PROBLEM TO SOLVE:
Keep the pictures out and restate every record exactly.

>> BEGIN

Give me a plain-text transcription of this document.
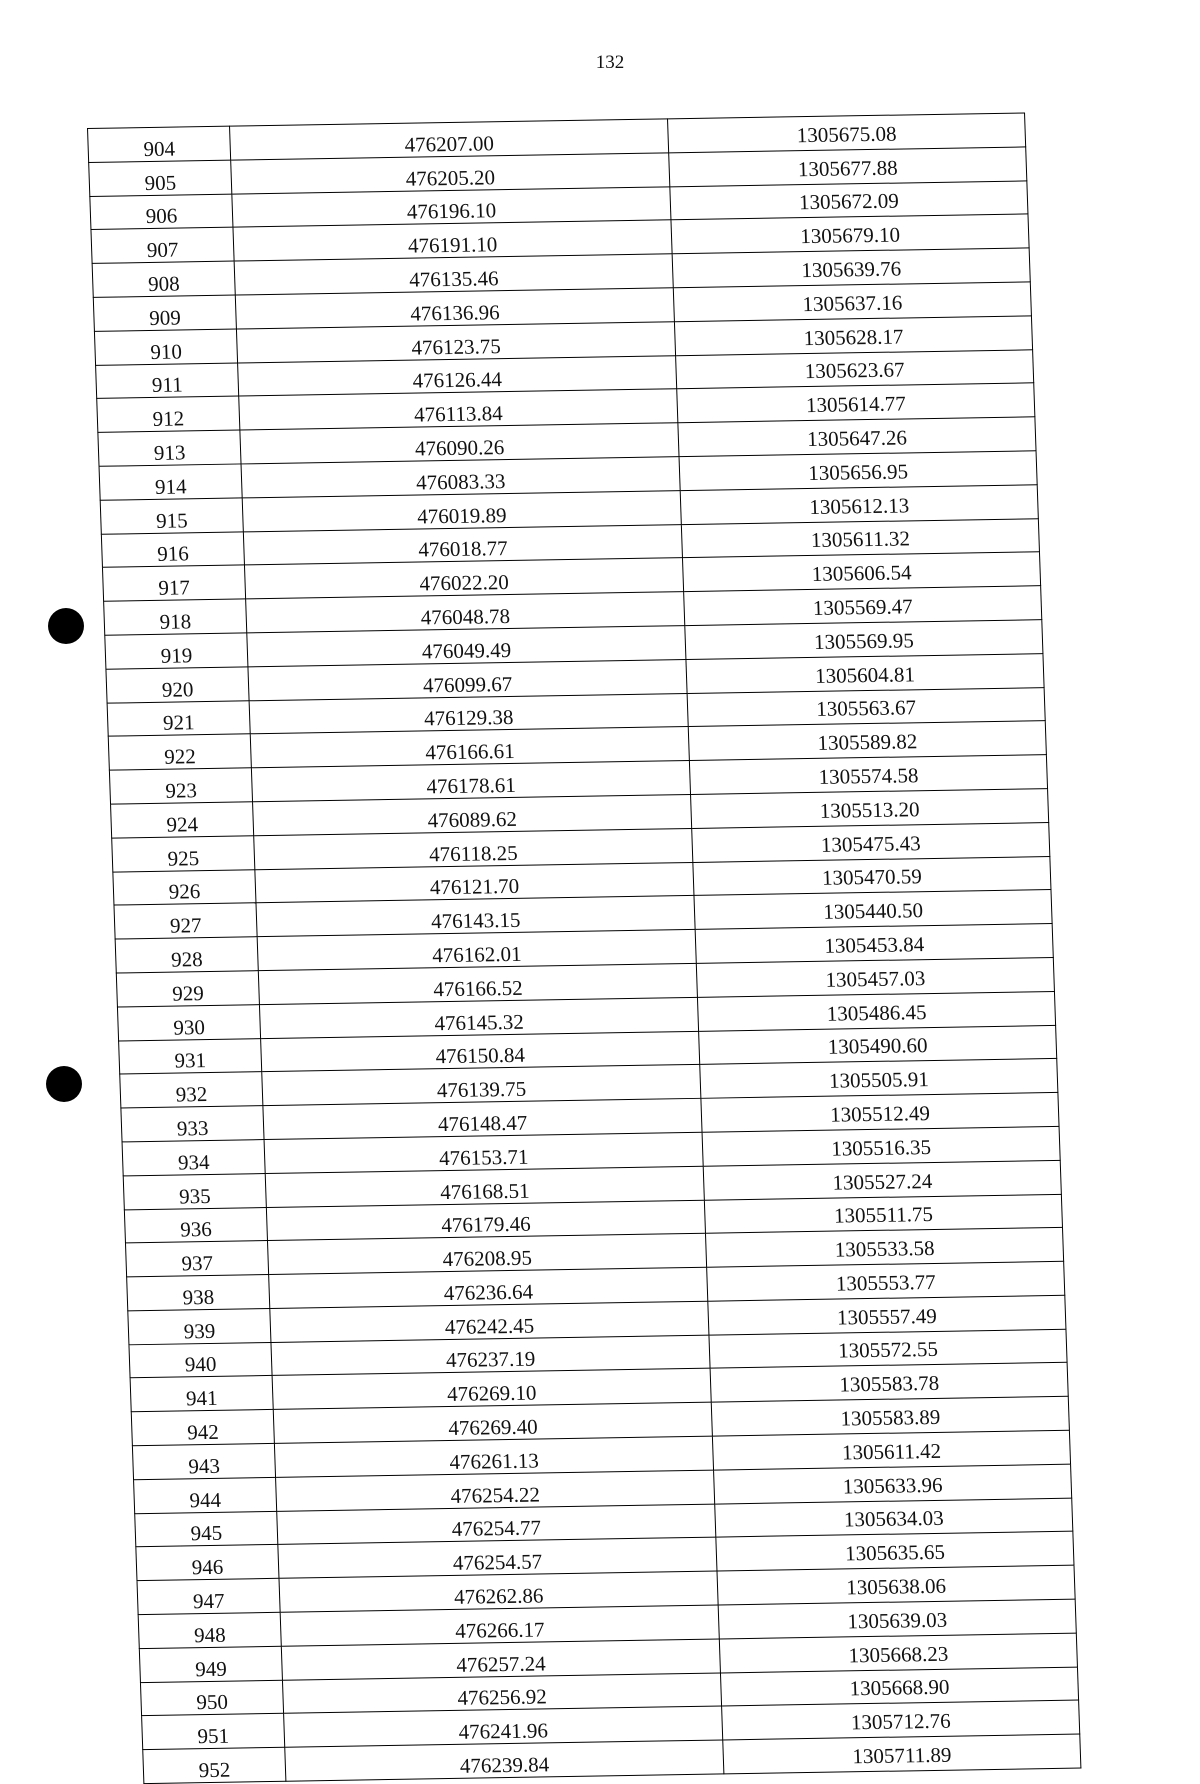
132
904	476207.00	1305675.08
905	476205.20	1305677.88
906	476196.10	1305672.09
907	476191.10	1305679.10
908	476135.46	1305639.76
909	476136.96	1305637.16
910	476123.75	1305628.17
911	476126.44	1305623.67
912	476113.84	1305614.77
913	476090.26	1305647.26
914	476083.33	1305656.95
915	476019.89	1305612.13
916	476018.77	1305611.32
917	476022.20	1305606.54
918	476048.78	1305569.47
919	476049.49	1305569.95
920	476099.67	1305604.81
921	476129.38	1305563.67
922	476166.61	1305589.82
923	476178.61	1305574.58
924	476089.62	1305513.20
925	476118.25	1305475.43
926	476121.70	1305470.59
927	476143.15	1305440.50
928	476162.01	1305453.84
929	476166.52	1305457.03
930	476145.32	1305486.45
931	476150.84	1305490.60
932	476139.75	1305505.91
933	476148.47	1305512.49
934	476153.71	1305516.35
935	476168.51	1305527.24
936	476179.46	1305511.75
937	476208.95	1305533.58
938	476236.64	1305553.77
939	476242.45	1305557.49
940	476237.19	1305572.55
941	476269.10	1305583.78
942	476269.40	1305583.89
943	476261.13	1305611.42
944	476254.22	1305633.96
945	476254.77	1305634.03
946	476254.57	1305635.65
947	476262.86	1305638.06
948	476266.17	1305639.03
949	476257.24	1305668.23
950	476256.92	1305668.90
951	476241.96	1305712.76
952	476239.84	1305711.89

>> END

TASK RESPONSE:
Give me a plain-text transcription of this document.
132
904	476207.00	1305675.08
905	476205.20	1305677.88
906	476196.10	1305672.09
907	476191.10	1305679.10
908	476135.46	1305639.76
909	476136.96	1305637.16
910	476123.75	1305628.17
911	476126.44	1305623.67
912	476113.84	1305614.77
913	476090.26	1305647.26
914	476083.33	1305656.95
915	476019.89	1305612.13
916	476018.77	1305611.32
917	476022.20	1305606.54
918	476048.78	1305569.47
919	476049.49	1305569.95
920	476099.67	1305604.81
921	476129.38	1305563.67
922	476166.61	1305589.82
923	476178.61	1305574.58
924	476089.62	1305513.20
925	476118.25	1305475.43
926	476121.70	1305470.59
927	476143.15	1305440.50
928	476162.01	1305453.84
929	476166.52	1305457.03
930	476145.32	1305486.45
931	476150.84	1305490.60
932	476139.75	1305505.91
933	476148.47	1305512.49
934	476153.71	1305516.35
935	476168.51	1305527.24
936	476179.46	1305511.75
937	476208.95	1305533.58
938	476236.64	1305553.77
939	476242.45	1305557.49
940	476237.19	1305572.55
941	476269.10	1305583.78
942	476269.40	1305583.89
943	476261.13	1305611.42
944	476254.22	1305633.96
945	476254.77	1305634.03
946	476254.57	1305635.65
947	476262.86	1305638.06
948	476266.17	1305639.03
949	476257.24	1305668.23
950	476256.92	1305668.90
951	476241.96	1305712.76
952	476239.84	1305711.89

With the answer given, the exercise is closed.